• _Written instruction_
Go through the listing below and gather every line with the word "xlabel".

++++ Provided material ++++

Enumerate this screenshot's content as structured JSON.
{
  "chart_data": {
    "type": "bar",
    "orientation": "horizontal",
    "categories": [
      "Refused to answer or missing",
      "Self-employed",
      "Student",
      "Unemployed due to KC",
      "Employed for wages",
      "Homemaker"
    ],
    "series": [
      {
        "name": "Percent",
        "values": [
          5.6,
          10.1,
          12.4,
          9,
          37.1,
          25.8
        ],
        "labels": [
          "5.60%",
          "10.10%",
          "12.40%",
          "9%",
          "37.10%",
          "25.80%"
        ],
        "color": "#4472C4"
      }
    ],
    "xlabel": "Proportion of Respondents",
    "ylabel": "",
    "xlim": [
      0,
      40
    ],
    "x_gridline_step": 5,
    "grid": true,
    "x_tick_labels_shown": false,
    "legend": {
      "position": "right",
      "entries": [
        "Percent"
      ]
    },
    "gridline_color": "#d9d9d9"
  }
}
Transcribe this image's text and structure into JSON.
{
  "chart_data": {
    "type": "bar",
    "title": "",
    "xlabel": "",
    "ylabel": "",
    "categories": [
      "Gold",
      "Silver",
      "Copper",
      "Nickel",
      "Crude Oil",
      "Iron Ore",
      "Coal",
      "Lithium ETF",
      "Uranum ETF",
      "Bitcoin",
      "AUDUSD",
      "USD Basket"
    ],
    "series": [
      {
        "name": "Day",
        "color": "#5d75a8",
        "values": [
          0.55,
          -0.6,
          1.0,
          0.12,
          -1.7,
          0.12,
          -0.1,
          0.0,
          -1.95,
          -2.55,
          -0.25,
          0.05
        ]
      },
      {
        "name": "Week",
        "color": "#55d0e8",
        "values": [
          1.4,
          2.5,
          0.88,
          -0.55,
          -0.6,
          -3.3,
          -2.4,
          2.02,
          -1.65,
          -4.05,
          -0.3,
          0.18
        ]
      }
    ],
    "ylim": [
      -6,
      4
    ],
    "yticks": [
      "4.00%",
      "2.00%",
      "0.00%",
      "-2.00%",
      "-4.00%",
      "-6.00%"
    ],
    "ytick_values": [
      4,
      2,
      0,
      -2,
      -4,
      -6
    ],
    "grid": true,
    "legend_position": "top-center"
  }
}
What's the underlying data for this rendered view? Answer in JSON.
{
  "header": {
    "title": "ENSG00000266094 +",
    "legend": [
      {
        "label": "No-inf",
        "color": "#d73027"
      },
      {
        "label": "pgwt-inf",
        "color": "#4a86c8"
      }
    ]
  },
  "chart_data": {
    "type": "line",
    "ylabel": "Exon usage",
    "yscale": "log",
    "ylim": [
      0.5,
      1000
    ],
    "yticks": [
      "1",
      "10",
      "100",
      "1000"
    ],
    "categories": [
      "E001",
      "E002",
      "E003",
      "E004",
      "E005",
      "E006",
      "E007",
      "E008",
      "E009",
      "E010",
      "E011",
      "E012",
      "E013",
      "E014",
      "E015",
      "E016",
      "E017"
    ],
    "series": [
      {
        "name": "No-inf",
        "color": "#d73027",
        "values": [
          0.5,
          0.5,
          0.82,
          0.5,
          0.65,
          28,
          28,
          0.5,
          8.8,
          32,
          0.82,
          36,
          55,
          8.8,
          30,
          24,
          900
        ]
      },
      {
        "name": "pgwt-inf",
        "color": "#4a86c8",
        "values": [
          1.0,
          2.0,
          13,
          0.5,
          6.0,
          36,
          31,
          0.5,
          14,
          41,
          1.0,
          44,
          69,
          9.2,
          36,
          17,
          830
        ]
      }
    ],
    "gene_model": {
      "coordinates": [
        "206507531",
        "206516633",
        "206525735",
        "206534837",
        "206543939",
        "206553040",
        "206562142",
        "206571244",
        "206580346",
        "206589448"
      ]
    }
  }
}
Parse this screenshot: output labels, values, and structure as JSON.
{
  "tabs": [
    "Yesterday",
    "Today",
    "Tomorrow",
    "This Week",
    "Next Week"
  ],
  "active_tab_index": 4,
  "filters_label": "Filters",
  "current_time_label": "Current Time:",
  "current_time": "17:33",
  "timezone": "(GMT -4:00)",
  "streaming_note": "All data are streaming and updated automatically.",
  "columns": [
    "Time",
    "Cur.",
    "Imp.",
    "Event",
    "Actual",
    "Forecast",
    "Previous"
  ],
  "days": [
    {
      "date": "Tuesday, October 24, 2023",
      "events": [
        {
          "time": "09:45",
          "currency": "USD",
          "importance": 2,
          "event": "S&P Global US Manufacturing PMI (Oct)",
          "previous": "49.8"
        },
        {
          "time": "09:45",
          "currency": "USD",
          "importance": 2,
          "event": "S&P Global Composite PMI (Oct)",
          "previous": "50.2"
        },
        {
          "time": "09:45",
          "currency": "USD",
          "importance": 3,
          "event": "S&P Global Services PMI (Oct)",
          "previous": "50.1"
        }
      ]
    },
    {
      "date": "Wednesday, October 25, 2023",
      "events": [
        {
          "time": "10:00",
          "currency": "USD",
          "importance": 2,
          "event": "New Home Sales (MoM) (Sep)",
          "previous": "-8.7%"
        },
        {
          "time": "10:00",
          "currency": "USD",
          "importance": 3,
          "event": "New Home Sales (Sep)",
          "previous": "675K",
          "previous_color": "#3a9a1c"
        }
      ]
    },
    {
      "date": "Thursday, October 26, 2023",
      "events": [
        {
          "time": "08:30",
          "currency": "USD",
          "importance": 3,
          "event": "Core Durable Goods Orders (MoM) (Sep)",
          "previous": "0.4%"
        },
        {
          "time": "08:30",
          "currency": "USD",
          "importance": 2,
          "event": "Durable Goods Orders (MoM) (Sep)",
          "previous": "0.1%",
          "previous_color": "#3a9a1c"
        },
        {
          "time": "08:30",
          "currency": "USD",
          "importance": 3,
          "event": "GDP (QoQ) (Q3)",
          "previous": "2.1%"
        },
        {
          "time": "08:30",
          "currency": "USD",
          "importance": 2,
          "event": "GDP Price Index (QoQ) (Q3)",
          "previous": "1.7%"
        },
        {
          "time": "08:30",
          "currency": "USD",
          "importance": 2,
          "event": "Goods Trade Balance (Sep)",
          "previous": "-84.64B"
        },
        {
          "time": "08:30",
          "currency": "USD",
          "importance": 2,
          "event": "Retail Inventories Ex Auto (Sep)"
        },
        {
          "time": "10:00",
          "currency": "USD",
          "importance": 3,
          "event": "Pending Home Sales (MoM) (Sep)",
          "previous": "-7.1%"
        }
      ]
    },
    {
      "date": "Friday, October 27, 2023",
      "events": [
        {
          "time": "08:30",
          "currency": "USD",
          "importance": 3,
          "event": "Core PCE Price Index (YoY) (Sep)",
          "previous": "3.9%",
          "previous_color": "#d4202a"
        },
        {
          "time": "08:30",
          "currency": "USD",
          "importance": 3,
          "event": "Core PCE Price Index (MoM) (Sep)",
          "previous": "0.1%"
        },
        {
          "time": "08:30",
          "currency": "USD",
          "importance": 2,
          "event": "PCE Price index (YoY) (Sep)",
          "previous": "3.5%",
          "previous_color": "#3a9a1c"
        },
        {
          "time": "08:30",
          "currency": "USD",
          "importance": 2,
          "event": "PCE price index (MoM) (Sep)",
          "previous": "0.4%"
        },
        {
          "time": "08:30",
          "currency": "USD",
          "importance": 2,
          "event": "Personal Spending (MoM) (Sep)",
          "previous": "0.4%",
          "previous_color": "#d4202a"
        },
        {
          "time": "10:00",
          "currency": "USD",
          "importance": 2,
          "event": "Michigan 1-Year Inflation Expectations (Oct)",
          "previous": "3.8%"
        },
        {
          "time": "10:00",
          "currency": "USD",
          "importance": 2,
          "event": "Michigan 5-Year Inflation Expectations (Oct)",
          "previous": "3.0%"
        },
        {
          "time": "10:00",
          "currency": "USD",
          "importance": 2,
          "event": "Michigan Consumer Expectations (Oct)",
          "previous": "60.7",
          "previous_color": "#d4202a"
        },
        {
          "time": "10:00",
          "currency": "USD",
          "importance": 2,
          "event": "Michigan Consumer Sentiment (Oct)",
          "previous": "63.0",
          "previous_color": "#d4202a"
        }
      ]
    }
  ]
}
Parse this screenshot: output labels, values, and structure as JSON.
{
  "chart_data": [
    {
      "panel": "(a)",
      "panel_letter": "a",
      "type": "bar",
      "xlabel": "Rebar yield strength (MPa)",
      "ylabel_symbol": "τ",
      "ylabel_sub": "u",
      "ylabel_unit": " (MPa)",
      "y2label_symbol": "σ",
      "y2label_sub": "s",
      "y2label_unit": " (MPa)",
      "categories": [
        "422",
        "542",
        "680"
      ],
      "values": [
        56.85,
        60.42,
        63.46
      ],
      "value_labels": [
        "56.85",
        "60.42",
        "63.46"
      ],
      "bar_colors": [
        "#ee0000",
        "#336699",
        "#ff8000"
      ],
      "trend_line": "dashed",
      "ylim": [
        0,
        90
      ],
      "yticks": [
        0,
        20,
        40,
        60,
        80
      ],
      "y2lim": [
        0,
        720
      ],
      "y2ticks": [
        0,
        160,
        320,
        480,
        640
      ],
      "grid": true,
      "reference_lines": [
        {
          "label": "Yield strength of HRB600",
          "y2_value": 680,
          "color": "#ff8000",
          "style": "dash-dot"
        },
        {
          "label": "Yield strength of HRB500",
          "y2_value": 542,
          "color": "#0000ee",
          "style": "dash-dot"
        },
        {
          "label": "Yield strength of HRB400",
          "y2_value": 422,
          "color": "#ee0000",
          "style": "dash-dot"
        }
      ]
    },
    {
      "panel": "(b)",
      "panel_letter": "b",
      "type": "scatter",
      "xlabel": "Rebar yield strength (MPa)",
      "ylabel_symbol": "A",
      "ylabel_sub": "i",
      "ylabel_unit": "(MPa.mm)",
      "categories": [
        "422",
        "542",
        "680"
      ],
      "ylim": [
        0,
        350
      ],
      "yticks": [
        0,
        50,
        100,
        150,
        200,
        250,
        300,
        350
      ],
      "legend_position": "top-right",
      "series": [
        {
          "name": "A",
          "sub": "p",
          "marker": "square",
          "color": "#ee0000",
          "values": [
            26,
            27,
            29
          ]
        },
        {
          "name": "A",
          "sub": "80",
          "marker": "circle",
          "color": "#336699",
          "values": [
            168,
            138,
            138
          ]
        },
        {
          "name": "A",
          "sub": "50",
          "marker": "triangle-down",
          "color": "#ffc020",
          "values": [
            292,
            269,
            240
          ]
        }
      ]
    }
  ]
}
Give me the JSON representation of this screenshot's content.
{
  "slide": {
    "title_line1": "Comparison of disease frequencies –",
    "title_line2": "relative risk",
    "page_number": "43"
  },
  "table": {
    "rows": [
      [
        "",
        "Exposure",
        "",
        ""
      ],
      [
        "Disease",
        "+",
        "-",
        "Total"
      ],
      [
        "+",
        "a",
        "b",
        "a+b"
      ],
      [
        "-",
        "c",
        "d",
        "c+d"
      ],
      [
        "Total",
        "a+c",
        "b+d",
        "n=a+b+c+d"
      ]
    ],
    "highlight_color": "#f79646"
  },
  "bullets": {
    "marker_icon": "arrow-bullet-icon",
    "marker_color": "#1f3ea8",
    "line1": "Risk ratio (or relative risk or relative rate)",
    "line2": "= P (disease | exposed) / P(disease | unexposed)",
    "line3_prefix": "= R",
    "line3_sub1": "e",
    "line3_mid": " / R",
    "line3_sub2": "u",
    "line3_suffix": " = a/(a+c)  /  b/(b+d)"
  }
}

++++

• _Worked answer_
    "xlabel": "Proportion of Respondents",
    "xlabel": "",
      "xlabel": "Rebar yield strength (MPa)",
      "xlabel": "Rebar yield strength (MPa)",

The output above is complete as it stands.